-- START INFORMATION GIVEN --

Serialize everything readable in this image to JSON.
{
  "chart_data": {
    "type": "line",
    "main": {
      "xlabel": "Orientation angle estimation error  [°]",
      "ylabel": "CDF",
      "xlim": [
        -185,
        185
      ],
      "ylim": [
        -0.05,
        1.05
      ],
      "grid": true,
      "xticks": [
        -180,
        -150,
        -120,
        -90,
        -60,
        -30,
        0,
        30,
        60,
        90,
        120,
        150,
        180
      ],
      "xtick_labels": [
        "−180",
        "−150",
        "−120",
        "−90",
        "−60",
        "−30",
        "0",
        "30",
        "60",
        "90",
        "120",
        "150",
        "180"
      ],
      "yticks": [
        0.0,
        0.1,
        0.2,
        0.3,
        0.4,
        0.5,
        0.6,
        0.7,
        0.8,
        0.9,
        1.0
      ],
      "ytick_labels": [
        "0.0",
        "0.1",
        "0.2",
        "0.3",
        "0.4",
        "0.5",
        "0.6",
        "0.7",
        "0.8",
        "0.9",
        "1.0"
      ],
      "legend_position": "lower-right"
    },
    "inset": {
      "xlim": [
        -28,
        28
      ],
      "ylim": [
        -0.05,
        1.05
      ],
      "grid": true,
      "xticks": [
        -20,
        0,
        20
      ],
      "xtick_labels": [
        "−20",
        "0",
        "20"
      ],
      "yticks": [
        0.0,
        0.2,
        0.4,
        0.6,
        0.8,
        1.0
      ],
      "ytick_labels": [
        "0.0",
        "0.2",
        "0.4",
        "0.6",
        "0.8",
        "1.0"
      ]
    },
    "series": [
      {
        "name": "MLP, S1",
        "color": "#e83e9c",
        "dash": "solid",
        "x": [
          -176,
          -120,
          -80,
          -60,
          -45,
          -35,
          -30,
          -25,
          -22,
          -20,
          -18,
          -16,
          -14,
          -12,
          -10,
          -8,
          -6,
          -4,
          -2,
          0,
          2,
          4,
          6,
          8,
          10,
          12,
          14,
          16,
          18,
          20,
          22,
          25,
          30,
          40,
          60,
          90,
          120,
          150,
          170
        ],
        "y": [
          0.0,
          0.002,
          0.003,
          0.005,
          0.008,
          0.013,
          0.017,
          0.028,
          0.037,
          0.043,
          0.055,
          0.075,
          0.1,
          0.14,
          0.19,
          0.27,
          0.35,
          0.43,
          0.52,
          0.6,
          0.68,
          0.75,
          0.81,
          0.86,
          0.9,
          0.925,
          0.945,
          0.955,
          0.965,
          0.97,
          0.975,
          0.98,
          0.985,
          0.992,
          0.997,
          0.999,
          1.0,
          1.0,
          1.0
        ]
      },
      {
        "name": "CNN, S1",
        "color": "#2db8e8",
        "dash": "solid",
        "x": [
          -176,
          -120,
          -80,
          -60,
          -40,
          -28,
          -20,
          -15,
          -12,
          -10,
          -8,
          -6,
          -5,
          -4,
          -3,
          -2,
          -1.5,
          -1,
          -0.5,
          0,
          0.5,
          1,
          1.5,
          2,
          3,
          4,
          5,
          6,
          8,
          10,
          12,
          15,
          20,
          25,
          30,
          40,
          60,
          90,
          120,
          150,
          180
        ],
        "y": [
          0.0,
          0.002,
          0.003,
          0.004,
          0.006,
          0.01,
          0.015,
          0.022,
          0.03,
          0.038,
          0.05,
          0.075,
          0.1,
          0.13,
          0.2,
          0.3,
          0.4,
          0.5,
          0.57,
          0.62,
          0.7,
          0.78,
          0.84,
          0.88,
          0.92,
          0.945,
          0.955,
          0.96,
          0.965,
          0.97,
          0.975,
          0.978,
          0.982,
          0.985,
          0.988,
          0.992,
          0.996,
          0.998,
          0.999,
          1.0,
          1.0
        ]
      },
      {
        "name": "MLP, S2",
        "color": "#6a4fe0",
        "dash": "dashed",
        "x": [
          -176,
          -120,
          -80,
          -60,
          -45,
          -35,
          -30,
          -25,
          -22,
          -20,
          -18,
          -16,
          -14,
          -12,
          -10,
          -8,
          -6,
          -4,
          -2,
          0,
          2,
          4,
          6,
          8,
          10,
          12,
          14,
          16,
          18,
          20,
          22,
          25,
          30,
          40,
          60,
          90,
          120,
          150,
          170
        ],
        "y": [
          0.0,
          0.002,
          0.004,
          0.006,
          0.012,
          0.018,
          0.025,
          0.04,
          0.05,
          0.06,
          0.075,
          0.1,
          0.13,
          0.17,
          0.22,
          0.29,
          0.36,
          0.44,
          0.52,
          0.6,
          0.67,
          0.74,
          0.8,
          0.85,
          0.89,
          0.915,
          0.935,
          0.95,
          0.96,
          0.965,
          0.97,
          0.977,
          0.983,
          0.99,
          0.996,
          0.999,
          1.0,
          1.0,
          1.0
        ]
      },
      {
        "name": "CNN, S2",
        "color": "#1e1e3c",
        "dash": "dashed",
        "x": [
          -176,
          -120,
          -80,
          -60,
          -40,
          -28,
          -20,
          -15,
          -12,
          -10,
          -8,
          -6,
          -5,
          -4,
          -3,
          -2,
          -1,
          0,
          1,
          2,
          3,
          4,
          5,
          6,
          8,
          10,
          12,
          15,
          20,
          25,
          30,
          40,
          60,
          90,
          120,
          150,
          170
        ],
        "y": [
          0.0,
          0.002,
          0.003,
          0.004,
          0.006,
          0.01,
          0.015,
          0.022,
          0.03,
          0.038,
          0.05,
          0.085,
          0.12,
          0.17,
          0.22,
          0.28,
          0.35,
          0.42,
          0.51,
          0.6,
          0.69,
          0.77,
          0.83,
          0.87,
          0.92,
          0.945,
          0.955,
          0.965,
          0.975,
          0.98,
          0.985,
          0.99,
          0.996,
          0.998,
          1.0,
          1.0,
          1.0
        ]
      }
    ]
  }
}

-- END INFORMATION GIVEN --

▸ EXERCISE PROMPT
Exactly reproduce the material above.

▸ RESPONSE FOR THIS EXERCISE
Serialize everything readable in this image to JSON.
{
  "chart_data": {
    "type": "line",
    "main": {
      "xlabel": "Orientation angle estimation error  [°]",
      "ylabel": "CDF",
      "xlim": [
        -185,
        185
      ],
      "ylim": [
        -0.05,
        1.05
      ],
      "grid": true,
      "xticks": [
        -180,
        -150,
        -120,
        -90,
        -60,
        -30,
        0,
        30,
        60,
        90,
        120,
        150,
        180
      ],
      "xtick_labels": [
        "−180",
        "−150",
        "−120",
        "−90",
        "−60",
        "−30",
        "0",
        "30",
        "60",
        "90",
        "120",
        "150",
        "180"
      ],
      "yticks": [
        0.0,
        0.1,
        0.2,
        0.3,
        0.4,
        0.5,
        0.6,
        0.7,
        0.8,
        0.9,
        1.0
      ],
      "ytick_labels": [
        "0.0",
        "0.1",
        "0.2",
        "0.3",
        "0.4",
        "0.5",
        "0.6",
        "0.7",
        "0.8",
        "0.9",
        "1.0"
      ],
      "legend_position": "lower-right"
    },
    "inset": {
      "xlim": [
        -28,
        28
      ],
      "ylim": [
        -0.05,
        1.05
      ],
      "grid": true,
      "xticks": [
        -20,
        0,
        20
      ],
      "xtick_labels": [
        "−20",
        "0",
        "20"
      ],
      "yticks": [
        0.0,
        0.2,
        0.4,
        0.6,
        0.8,
        1.0
      ],
      "ytick_labels": [
        "0.0",
        "0.2",
        "0.4",
        "0.6",
        "0.8",
        "1.0"
      ]
    },
    "series": [
      {
        "name": "MLP, S1",
        "color": "#e83e9c",
        "dash": "solid",
        "x": [
          -176,
          -120,
          -80,
          -60,
          -45,
          -35,
          -30,
          -25,
          -22,
          -20,
          -18,
          -16,
          -14,
          -12,
          -10,
          -8,
          -6,
          -4,
          -2,
          0,
          2,
          4,
          6,
          8,
          10,
          12,
          14,
          16,
          18,
          20,
          22,
          25,
          30,
          40,
          60,
          90,
          120,
          150,
          170
        ],
        "y": [
          0.0,
          0.002,
          0.003,
          0.005,
          0.008,
          0.013,
          0.017,
          0.028,
          0.037,
          0.043,
          0.055,
          0.075,
          0.1,
          0.14,
          0.19,
          0.27,
          0.35,
          0.43,
          0.52,
          0.6,
          0.68,
          0.75,
          0.81,
          0.86,
          0.9,
          0.925,
          0.945,
          0.955,
          0.965,
          0.97,
          0.975,
          0.98,
          0.985,
          0.992,
          0.997,
          0.999,
          1.0,
          1.0,
          1.0
        ]
      },
      {
        "name": "CNN, S1",
        "color": "#2db8e8",
        "dash": "solid",
        "x": [
          -176,
          -120,
          -80,
          -60,
          -40,
          -28,
          -20,
          -15,
          -12,
          -10,
          -8,
          -6,
          -5,
          -4,
          -3,
          -2,
          -1.5,
          -1,
          -0.5,
          0,
          0.5,
          1,
          1.5,
          2,
          3,
          4,
          5,
          6,
          8,
          10,
          12,
          15,
          20,
          25,
          30,
          40,
          60,
          90,
          120,
          150,
          180
        ],
        "y": [
          0.0,
          0.002,
          0.003,
          0.004,
          0.006,
          0.01,
          0.015,
          0.022,
          0.03,
          0.038,
          0.05,
          0.075,
          0.1,
          0.13,
          0.2,
          0.3,
          0.4,
          0.5,
          0.57,
          0.62,
          0.7,
          0.78,
          0.84,
          0.88,
          0.92,
          0.945,
          0.955,
          0.96,
          0.965,
          0.97,
          0.975,
          0.978,
          0.982,
          0.985,
          0.988,
          0.992,
          0.996,
          0.998,
          0.999,
          1.0,
          1.0
        ]
      },
      {
        "name": "MLP, S2",
        "color": "#6a4fe0",
        "dash": "dashed",
        "x": [
          -176,
          -120,
          -80,
          -60,
          -45,
          -35,
          -30,
          -25,
          -22,
          -20,
          -18,
          -16,
          -14,
          -12,
          -10,
          -8,
          -6,
          -4,
          -2,
          0,
          2,
          4,
          6,
          8,
          10,
          12,
          14,
          16,
          18,
          20,
          22,
          25,
          30,
          40,
          60,
          90,
          120,
          150,
          170
        ],
        "y": [
          0.0,
          0.002,
          0.004,
          0.006,
          0.012,
          0.018,
          0.025,
          0.04,
          0.05,
          0.06,
          0.075,
          0.1,
          0.13,
          0.17,
          0.22,
          0.29,
          0.36,
          0.44,
          0.52,
          0.6,
          0.67,
          0.74,
          0.8,
          0.85,
          0.89,
          0.915,
          0.935,
          0.95,
          0.96,
          0.965,
          0.97,
          0.977,
          0.983,
          0.99,
          0.996,
          0.999,
          1.0,
          1.0,
          1.0
        ]
      },
      {
        "name": "CNN, S2",
        "color": "#1e1e3c",
        "dash": "dashed",
        "x": [
          -176,
          -120,
          -80,
          -60,
          -40,
          -28,
          -20,
          -15,
          -12,
          -10,
          -8,
          -6,
          -5,
          -4,
          -3,
          -2,
          -1,
          0,
          1,
          2,
          3,
          4,
          5,
          6,
          8,
          10,
          12,
          15,
          20,
          25,
          30,
          40,
          60,
          90,
          120,
          150,
          170
        ],
        "y": [
          0.0,
          0.002,
          0.003,
          0.004,
          0.006,
          0.01,
          0.015,
          0.022,
          0.03,
          0.038,
          0.05,
          0.085,
          0.12,
          0.17,
          0.22,
          0.28,
          0.35,
          0.42,
          0.51,
          0.6,
          0.69,
          0.77,
          0.83,
          0.87,
          0.92,
          0.945,
          0.955,
          0.965,
          0.975,
          0.98,
          0.985,
          0.99,
          0.996,
          0.998,
          1.0,
          1.0,
          1.0
        ]
      }
    ]
  }
}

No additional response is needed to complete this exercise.